* **WRITTEN REQUEST**
Go through the entries one line at a time, and gather every line that has the word "home".

* **DATASET EXCERPTS**
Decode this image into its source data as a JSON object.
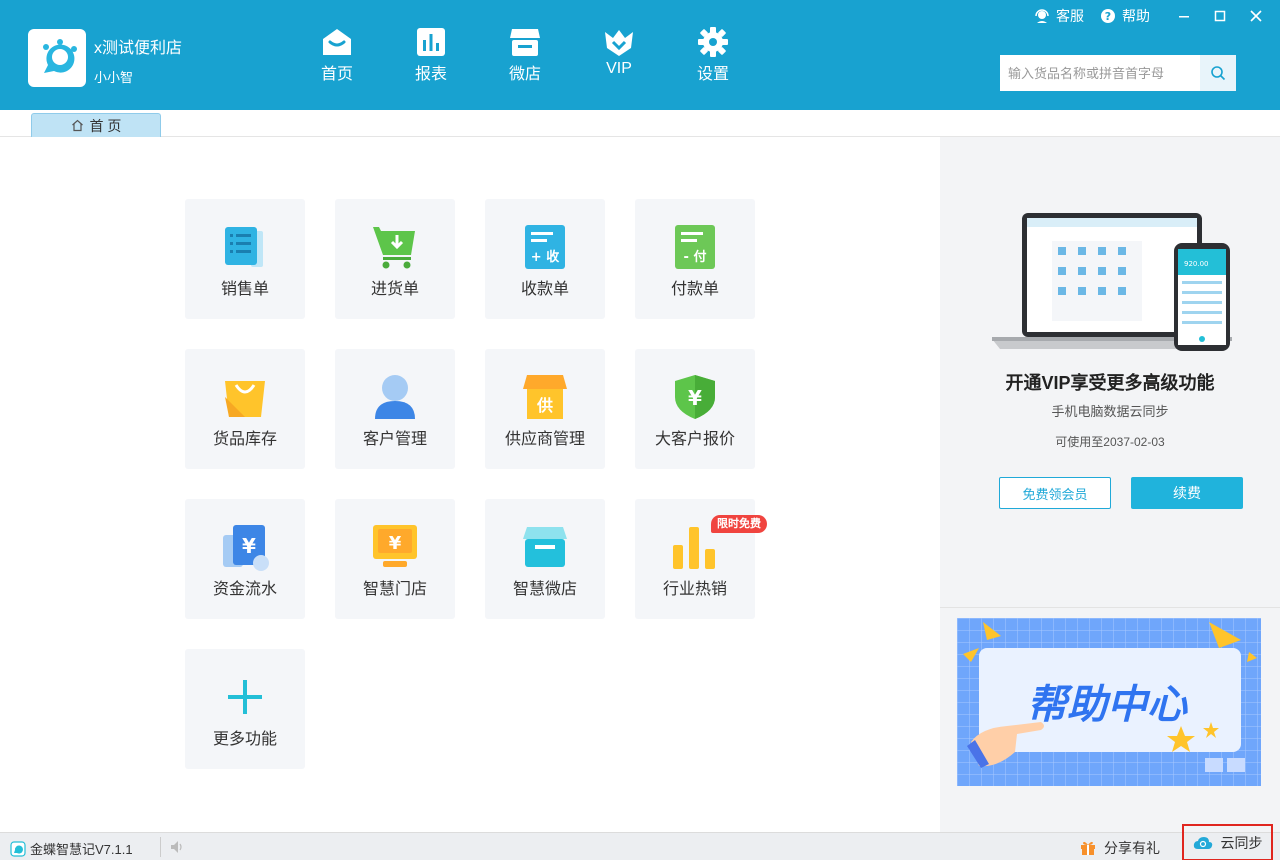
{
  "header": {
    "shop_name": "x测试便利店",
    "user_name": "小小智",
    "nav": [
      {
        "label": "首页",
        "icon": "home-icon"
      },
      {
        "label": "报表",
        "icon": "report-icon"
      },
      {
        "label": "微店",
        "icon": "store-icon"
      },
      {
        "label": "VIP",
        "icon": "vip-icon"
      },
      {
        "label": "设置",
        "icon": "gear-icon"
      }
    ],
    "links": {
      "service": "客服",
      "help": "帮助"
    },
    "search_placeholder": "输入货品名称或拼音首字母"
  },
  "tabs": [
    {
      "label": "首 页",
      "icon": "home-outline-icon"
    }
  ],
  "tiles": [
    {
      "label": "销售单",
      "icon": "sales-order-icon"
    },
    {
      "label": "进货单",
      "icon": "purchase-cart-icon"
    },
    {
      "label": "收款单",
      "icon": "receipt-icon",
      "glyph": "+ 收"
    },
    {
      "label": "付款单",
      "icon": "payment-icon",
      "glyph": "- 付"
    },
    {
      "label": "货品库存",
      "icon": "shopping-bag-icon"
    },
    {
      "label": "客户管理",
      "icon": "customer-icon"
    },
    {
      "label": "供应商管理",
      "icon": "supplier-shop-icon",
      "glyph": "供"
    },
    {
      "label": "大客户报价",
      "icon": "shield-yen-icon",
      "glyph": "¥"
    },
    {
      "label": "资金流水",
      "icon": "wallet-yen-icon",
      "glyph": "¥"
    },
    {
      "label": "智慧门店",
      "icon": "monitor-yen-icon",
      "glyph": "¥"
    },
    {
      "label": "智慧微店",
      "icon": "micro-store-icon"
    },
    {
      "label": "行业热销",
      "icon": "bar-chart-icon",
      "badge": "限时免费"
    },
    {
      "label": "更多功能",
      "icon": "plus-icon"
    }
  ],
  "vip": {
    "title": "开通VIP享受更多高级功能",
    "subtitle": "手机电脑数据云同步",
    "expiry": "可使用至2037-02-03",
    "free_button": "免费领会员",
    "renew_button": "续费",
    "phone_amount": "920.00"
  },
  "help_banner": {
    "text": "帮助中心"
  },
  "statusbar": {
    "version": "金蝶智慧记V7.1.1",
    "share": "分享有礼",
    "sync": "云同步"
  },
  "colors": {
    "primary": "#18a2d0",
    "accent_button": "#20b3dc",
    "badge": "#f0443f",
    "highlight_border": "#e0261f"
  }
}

* **REPLY TO THE EXERCISE**
        "icon": "home-icon"
      "icon": "home-outline-icon"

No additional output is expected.